- Objective -
From the listing below, work out how many lines contain "false". Reply with that number only.
------ Items
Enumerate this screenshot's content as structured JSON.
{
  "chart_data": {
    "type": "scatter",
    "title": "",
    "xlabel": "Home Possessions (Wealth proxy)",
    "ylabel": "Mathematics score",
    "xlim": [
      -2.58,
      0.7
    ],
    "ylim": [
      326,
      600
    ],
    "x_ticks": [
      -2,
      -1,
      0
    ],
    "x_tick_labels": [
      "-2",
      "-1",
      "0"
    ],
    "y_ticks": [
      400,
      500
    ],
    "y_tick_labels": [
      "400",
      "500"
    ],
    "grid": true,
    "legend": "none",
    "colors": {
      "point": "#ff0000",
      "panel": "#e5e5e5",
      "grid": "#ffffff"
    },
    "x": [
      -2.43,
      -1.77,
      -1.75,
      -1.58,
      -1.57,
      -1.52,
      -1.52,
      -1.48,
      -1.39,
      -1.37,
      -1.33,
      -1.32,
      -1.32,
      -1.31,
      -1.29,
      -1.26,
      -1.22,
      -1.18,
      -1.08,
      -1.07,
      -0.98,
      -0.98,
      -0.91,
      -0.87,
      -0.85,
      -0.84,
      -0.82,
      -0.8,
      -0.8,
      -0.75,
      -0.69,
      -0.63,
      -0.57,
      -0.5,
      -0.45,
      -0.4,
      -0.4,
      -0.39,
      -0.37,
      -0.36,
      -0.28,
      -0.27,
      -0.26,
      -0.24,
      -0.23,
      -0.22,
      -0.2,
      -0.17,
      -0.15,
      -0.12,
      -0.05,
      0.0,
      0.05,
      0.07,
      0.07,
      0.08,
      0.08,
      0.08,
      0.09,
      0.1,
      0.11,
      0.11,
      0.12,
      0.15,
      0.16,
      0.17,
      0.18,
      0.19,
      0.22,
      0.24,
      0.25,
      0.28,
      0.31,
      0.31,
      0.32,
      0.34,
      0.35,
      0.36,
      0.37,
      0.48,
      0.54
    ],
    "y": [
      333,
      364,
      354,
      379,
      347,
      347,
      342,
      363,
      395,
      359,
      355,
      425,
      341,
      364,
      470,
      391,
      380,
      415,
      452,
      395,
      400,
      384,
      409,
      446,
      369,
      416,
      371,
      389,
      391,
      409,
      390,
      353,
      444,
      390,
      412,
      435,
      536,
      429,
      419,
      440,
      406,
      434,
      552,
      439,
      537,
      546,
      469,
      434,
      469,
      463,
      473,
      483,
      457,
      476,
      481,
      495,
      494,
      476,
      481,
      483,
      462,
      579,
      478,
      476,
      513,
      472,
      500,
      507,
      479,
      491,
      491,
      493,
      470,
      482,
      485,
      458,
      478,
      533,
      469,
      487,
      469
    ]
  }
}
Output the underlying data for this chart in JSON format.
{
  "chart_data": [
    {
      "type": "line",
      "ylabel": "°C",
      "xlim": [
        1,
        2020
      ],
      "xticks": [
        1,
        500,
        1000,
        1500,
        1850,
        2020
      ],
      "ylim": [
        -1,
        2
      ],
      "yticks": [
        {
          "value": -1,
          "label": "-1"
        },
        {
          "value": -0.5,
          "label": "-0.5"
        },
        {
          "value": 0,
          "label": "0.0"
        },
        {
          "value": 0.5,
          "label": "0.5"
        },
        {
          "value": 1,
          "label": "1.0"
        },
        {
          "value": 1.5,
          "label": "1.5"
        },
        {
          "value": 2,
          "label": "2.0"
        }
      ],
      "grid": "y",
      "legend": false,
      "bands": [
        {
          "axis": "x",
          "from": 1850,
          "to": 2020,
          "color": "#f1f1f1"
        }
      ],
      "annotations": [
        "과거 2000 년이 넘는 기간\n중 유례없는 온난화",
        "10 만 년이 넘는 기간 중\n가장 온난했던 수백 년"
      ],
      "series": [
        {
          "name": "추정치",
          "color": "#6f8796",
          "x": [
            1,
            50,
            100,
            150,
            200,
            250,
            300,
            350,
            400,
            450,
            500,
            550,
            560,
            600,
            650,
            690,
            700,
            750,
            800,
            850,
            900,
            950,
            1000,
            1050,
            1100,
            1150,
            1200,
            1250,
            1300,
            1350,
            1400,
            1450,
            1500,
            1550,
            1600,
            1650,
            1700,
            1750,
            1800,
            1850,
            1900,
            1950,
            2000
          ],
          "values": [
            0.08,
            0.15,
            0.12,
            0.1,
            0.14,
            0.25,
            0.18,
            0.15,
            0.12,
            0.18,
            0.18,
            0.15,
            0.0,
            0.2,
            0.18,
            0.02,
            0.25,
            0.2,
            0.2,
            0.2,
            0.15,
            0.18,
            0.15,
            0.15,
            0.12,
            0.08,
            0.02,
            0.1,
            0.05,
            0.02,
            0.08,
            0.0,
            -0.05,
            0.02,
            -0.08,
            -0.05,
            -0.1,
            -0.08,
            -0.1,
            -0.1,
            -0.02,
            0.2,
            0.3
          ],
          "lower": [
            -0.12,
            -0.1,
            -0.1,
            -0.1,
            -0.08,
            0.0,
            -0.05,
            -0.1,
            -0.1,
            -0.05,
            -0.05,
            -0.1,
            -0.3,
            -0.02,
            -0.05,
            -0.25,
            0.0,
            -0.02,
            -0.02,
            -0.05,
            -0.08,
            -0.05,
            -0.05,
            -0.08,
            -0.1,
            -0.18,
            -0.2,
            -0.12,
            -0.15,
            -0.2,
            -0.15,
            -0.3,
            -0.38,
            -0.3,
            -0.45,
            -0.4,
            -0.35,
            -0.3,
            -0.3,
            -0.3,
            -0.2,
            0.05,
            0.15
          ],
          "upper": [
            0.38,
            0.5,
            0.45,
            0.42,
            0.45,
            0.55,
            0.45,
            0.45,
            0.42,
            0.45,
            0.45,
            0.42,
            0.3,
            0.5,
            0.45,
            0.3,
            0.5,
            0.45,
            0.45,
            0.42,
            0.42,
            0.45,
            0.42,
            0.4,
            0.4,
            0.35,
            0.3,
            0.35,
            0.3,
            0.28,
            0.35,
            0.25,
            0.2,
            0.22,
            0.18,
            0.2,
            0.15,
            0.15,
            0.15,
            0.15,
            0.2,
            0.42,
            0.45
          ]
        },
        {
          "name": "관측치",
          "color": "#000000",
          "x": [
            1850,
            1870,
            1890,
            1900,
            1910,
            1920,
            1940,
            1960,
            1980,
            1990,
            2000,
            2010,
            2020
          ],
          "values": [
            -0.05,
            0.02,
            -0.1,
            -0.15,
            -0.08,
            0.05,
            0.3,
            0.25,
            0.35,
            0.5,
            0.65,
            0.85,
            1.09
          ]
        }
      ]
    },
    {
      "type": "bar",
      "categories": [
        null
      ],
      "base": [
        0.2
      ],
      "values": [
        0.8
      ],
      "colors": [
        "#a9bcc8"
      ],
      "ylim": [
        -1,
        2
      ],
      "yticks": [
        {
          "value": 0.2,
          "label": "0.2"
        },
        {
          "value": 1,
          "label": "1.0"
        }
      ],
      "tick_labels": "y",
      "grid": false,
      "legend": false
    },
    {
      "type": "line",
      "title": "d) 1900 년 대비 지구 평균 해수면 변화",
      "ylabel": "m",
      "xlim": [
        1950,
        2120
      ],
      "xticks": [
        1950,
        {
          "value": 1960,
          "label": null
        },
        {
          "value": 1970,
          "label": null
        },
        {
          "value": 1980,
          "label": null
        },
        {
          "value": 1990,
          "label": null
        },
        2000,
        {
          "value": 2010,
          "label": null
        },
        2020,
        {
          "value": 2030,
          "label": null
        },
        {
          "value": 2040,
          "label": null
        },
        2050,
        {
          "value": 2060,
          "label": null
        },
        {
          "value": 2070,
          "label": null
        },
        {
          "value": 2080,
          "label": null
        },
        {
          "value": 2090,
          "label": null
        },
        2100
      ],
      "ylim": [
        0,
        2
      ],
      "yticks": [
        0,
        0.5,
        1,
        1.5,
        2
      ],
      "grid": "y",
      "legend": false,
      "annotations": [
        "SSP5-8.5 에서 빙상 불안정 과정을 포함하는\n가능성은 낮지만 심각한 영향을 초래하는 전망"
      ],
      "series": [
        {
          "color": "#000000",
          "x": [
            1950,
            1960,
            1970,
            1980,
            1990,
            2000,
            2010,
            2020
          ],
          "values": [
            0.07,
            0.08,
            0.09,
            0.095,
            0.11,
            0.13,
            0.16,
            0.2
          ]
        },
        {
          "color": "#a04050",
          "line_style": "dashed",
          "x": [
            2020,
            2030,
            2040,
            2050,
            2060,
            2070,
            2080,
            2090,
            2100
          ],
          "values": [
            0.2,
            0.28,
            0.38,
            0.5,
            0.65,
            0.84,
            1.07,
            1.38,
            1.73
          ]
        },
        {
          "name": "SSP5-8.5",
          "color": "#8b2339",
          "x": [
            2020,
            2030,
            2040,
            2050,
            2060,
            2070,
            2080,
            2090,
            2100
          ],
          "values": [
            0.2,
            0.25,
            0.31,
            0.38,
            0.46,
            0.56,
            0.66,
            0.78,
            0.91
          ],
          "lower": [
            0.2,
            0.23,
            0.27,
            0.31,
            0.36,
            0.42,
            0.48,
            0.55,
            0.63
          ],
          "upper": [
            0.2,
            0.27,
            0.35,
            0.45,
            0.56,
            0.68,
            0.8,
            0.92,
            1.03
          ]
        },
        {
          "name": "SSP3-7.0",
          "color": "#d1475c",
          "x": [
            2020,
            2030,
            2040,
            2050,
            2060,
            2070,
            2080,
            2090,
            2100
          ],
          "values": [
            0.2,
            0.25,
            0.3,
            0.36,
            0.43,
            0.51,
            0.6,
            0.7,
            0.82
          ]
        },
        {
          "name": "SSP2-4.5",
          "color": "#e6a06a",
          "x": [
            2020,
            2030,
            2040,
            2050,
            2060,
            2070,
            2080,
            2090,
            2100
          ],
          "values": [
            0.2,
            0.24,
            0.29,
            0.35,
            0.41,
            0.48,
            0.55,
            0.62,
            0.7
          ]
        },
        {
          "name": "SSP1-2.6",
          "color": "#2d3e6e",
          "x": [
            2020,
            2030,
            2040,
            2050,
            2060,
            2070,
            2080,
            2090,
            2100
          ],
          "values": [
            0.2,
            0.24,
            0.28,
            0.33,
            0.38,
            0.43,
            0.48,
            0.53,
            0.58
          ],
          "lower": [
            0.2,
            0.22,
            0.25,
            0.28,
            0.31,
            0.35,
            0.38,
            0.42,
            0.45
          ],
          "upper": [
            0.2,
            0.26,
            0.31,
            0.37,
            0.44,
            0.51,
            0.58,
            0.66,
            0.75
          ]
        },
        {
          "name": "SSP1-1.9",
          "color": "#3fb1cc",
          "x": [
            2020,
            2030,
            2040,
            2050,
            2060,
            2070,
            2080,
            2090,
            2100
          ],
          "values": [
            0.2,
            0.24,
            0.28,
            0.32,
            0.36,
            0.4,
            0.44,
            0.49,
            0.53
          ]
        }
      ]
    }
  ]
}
------------
- Task solution -
4